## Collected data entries
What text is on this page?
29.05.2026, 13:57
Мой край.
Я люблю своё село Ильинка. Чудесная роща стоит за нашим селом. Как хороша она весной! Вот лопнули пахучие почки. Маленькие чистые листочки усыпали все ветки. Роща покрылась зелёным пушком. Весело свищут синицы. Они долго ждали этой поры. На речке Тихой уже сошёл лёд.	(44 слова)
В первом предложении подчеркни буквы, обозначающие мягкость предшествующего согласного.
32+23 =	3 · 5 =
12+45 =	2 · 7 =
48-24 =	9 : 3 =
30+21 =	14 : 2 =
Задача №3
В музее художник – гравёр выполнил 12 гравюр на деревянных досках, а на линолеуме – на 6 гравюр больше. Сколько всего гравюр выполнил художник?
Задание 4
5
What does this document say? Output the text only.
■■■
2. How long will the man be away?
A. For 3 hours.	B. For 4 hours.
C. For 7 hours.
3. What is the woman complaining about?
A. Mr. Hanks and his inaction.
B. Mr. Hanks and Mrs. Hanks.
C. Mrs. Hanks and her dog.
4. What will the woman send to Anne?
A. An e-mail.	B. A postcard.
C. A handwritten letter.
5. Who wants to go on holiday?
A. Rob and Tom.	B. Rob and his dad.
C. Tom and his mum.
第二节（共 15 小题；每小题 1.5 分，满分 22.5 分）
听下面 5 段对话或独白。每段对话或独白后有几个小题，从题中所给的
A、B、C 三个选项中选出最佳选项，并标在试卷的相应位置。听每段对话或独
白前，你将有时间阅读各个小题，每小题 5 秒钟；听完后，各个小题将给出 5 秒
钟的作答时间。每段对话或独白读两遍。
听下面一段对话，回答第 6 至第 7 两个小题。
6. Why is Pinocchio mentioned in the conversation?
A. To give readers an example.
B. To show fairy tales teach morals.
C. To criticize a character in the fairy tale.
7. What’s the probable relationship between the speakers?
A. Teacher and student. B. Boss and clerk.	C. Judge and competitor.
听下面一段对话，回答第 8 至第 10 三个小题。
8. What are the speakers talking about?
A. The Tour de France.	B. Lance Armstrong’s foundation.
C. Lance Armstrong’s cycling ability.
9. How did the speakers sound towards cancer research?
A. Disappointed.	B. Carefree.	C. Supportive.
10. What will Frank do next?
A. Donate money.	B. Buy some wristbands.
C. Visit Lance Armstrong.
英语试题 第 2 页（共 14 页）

## Set problem
Reproduce the listing shown above in its entirety, exactly.

## Exercise solution
What text is on this page?
29.05.2026, 13:57
Мой край.
Я люблю своё село Ильинка. Чудесная роща стоит за нашим селом. Как хороша она весной! Вот лопнули пахучие почки. Маленькие чистые листочки усыпали все ветки. Роща покрылась зелёным пушком. Весело свищут синицы. Они долго ждали этой поры. На речке Тихой уже сошёл лёд.	(44 слова)
В первом предложении подчеркни буквы, обозначающие мягкость предшествующего согласного.
32+23 =	3 · 5 =
12+45 =	2 · 7 =
48-24 =	9 : 3 =
30+21 =	14 : 2 =
Задача №3
В музее художник – гравёр выполнил 12 гравюр на деревянных досках, а на линолеуме – на 6 гравюр больше. Сколько всего гравюр выполнил художник?
Задание 4
5
What does this document say? Output the text only.
■■■
2. How long will the man be away?
A. For 3 hours.	B. For 4 hours.
C. For 7 hours.
3. What is the woman complaining about?
A. Mr. Hanks and his inaction.
B. Mr. Hanks and Mrs. Hanks.
C. Mrs. Hanks and her dog.
4. What will the woman send to Anne?
A. An e-mail.	B. A postcard.
C. A handwritten letter.
5. Who wants to go on holiday?
A. Rob and Tom.	B. Rob and his dad.
C. Tom and his mum.
第二节（共 15 小题；每小题 1.5 分，满分 22.5 分）
听下面 5 段对话或独白。每段对话或独白后有几个小题，从题中所给的
A、B、C 三个选项中选出最佳选项，并标在试卷的相应位置。听每段对话或独
白前，你将有时间阅读各个小题，每小题 5 秒钟；听完后，各个小题将给出 5 秒
钟的作答时间。每段对话或独白读两遍。
听下面一段对话，回答第 6 至第 7 两个小题。
6. Why is Pinocchio mentioned in the conversation?
A. To give readers an example.
B. To show fairy tales teach morals.
C. To criticize a character in the fairy tale.
7. What’s the probable relationship between the speakers?
A. Teacher and student. B. Boss and clerk.	C. Judge and competitor.
听下面一段对话，回答第 8 至第 10 三个小题。
8. What are the speakers talking about?
A. The Tour de France.	B. Lance Armstrong’s foundation.
C. Lance Armstrong’s cycling ability.
9. How did the speakers sound towards cancer research?
A. Disappointed.	B. Carefree.	C. Supportive.
10. What will Frank do next?
A. Donate money.	B. Buy some wristbands.
C. Visit Lance Armstrong.
英语试题 第 2 页（共 14 页）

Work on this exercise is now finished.